* Start *
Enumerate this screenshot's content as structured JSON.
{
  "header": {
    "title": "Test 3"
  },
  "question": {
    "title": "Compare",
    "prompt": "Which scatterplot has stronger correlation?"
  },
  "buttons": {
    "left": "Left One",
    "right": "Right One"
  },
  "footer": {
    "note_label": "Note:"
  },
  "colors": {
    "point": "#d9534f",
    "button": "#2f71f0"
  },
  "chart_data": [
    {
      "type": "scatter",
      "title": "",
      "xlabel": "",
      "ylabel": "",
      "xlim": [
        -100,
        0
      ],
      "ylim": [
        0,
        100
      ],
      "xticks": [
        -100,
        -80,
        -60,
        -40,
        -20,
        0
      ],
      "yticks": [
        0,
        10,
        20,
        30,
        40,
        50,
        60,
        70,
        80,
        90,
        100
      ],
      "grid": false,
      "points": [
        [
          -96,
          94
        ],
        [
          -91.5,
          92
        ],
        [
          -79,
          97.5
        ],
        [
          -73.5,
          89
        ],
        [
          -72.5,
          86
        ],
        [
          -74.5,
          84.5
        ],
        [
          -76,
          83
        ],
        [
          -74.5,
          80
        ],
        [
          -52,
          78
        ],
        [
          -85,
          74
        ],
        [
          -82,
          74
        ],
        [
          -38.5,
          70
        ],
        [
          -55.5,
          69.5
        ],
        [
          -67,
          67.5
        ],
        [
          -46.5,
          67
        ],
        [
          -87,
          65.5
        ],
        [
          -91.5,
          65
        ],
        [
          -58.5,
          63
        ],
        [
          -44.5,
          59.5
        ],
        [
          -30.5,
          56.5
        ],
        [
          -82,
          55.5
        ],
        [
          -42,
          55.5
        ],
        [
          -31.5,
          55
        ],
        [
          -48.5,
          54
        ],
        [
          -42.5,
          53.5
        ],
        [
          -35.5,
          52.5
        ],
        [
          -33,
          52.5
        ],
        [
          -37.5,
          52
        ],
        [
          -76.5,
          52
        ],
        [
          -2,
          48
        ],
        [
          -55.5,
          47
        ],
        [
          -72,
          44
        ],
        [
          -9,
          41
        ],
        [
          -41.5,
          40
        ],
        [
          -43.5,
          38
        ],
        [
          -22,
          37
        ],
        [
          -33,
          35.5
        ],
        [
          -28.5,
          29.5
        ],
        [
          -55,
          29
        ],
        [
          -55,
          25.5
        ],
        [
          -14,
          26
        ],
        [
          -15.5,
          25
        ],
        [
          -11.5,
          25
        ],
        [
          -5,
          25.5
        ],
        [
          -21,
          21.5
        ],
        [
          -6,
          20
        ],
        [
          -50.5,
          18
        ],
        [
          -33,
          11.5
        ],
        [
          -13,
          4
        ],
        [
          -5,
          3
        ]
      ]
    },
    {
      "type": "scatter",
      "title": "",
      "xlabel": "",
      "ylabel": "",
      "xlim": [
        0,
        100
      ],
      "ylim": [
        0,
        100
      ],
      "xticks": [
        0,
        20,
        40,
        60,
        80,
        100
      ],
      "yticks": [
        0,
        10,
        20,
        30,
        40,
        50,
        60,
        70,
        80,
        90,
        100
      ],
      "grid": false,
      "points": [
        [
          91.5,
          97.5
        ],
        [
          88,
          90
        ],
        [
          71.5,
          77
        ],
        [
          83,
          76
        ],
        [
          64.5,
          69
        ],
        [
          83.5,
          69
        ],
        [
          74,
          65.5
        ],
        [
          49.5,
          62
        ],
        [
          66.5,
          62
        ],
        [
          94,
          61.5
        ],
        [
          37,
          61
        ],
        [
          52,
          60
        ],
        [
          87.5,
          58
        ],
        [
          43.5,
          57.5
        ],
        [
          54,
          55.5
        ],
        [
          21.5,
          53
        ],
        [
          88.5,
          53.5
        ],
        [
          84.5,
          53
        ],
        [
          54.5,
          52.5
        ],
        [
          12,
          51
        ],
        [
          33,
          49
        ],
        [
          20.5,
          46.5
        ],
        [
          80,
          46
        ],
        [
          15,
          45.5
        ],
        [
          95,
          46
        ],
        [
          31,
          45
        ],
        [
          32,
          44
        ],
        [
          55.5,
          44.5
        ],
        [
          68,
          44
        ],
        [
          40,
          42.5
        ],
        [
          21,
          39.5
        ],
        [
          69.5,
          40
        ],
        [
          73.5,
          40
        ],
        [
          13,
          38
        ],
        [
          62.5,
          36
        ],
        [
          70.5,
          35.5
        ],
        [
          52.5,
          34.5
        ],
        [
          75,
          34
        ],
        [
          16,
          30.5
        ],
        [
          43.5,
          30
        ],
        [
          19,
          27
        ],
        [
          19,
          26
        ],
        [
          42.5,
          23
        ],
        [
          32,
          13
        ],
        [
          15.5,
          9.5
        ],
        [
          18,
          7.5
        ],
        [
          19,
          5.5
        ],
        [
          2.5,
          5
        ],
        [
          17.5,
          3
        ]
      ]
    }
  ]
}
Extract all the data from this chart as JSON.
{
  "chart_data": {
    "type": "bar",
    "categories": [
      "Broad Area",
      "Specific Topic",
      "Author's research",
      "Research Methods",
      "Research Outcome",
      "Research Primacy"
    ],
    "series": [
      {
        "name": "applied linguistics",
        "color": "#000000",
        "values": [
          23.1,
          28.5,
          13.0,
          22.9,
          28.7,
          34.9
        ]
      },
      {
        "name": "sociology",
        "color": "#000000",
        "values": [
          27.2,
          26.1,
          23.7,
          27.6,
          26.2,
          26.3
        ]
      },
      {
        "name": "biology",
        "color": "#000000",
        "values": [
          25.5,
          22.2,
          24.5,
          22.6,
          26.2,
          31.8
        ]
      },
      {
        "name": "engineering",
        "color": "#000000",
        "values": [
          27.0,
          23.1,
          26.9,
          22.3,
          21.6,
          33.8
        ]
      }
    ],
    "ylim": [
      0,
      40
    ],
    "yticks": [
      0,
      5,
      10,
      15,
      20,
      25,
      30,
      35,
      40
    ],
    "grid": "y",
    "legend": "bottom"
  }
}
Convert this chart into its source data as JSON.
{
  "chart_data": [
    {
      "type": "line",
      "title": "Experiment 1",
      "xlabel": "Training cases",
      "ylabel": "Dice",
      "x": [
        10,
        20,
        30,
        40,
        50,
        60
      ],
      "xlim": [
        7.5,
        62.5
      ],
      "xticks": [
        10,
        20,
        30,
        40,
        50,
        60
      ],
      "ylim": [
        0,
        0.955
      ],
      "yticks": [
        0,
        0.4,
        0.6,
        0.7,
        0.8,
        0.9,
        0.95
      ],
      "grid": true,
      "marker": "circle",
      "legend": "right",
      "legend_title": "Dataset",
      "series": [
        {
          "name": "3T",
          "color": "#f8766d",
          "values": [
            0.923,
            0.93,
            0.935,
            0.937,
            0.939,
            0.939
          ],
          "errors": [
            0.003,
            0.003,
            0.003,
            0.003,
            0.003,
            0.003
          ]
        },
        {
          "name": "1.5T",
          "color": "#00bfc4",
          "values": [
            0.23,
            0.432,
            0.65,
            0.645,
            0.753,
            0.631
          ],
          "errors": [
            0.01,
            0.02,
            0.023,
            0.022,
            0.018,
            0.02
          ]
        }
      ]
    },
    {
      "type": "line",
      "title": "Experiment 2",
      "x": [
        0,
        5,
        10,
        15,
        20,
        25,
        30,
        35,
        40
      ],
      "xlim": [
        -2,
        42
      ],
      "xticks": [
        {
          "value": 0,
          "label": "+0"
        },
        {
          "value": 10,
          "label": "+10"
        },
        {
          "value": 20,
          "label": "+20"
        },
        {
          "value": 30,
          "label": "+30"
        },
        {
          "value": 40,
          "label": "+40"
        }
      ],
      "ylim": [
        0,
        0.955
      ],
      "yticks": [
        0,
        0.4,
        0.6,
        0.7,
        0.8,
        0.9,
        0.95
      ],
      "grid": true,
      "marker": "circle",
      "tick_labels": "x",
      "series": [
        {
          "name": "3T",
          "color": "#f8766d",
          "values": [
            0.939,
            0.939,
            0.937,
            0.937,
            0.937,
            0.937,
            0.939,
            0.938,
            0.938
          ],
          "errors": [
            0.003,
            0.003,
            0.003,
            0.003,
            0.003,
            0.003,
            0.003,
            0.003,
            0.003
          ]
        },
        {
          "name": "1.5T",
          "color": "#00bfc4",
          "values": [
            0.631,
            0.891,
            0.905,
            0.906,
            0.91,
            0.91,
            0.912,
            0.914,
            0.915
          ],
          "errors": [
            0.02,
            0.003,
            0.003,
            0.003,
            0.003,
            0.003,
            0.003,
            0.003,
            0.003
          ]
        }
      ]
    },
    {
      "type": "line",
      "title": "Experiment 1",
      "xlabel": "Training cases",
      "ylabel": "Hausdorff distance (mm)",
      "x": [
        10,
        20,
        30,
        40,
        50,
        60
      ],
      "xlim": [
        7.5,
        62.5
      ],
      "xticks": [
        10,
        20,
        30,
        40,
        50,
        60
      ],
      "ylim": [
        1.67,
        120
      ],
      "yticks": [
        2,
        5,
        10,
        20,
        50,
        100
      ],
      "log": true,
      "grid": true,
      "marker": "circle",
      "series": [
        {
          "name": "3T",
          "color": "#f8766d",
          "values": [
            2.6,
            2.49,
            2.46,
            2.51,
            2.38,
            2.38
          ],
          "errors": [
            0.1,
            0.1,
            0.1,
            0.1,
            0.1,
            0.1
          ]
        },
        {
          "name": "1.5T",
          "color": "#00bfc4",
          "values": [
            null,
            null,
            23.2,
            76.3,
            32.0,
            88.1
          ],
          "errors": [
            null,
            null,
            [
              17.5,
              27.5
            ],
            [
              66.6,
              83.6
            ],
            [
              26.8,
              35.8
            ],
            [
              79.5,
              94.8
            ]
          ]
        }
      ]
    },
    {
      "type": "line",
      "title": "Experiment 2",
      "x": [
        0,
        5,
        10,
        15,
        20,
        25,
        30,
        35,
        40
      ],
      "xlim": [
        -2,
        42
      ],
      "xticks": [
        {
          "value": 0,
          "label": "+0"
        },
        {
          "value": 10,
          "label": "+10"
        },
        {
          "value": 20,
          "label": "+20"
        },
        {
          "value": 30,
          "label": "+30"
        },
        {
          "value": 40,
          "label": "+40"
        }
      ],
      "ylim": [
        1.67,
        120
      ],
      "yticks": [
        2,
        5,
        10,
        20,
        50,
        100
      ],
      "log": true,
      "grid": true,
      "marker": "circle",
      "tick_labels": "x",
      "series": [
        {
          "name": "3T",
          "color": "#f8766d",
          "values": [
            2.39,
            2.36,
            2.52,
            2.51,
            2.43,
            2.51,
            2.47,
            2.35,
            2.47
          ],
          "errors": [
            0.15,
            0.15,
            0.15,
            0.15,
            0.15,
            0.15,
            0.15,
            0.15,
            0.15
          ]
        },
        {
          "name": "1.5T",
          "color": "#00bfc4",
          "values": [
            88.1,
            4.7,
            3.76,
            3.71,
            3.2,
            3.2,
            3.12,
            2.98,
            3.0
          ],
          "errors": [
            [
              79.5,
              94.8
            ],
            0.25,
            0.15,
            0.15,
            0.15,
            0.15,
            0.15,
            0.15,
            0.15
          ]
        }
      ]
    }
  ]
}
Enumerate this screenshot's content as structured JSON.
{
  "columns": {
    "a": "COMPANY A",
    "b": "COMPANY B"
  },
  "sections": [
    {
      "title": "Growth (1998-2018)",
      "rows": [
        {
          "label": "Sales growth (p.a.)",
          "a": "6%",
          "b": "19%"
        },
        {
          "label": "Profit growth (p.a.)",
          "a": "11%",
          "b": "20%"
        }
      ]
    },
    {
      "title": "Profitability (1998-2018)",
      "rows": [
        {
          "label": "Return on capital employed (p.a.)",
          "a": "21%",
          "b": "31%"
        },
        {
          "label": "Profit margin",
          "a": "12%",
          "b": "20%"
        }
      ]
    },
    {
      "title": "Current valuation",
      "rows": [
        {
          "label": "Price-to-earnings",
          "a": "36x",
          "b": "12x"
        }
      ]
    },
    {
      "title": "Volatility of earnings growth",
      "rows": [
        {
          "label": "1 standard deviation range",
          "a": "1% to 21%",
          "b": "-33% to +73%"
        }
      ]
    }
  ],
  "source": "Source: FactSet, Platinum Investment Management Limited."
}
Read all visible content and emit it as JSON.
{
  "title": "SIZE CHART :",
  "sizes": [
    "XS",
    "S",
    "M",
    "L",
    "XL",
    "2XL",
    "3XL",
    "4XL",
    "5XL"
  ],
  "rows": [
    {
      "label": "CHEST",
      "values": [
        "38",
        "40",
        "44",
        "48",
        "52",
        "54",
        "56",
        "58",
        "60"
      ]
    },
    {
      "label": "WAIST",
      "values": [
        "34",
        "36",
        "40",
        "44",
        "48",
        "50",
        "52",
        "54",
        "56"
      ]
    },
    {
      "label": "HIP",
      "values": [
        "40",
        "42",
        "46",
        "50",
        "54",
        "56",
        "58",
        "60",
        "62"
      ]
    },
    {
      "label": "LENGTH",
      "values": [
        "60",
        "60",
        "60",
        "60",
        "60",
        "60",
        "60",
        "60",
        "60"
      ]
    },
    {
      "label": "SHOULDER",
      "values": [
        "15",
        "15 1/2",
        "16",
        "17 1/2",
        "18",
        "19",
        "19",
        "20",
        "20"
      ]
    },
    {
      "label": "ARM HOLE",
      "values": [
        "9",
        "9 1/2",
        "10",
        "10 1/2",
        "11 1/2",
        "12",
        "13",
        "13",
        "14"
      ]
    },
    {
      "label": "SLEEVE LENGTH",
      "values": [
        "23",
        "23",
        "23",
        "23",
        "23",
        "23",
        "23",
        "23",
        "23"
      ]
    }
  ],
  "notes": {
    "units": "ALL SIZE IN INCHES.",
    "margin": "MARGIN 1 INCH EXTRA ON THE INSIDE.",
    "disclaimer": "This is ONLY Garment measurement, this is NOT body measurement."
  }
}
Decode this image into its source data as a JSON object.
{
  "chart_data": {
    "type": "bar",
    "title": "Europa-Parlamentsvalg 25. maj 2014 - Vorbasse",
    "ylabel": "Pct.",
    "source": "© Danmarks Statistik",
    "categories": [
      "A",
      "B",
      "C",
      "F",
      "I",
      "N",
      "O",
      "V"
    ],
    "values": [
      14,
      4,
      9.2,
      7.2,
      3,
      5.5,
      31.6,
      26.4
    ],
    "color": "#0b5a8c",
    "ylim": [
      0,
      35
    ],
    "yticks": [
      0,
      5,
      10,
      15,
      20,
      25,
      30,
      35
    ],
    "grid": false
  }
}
* End *
[PROBLEM DESCRIPTION] Where a line in the entries holds the word "margin", copy that line.

[RESULT OF THE EXERCISE]
          "label": "Profit margin",
    "margin": "MARGIN 1 INCH EXTRA ON THE INSIDE.",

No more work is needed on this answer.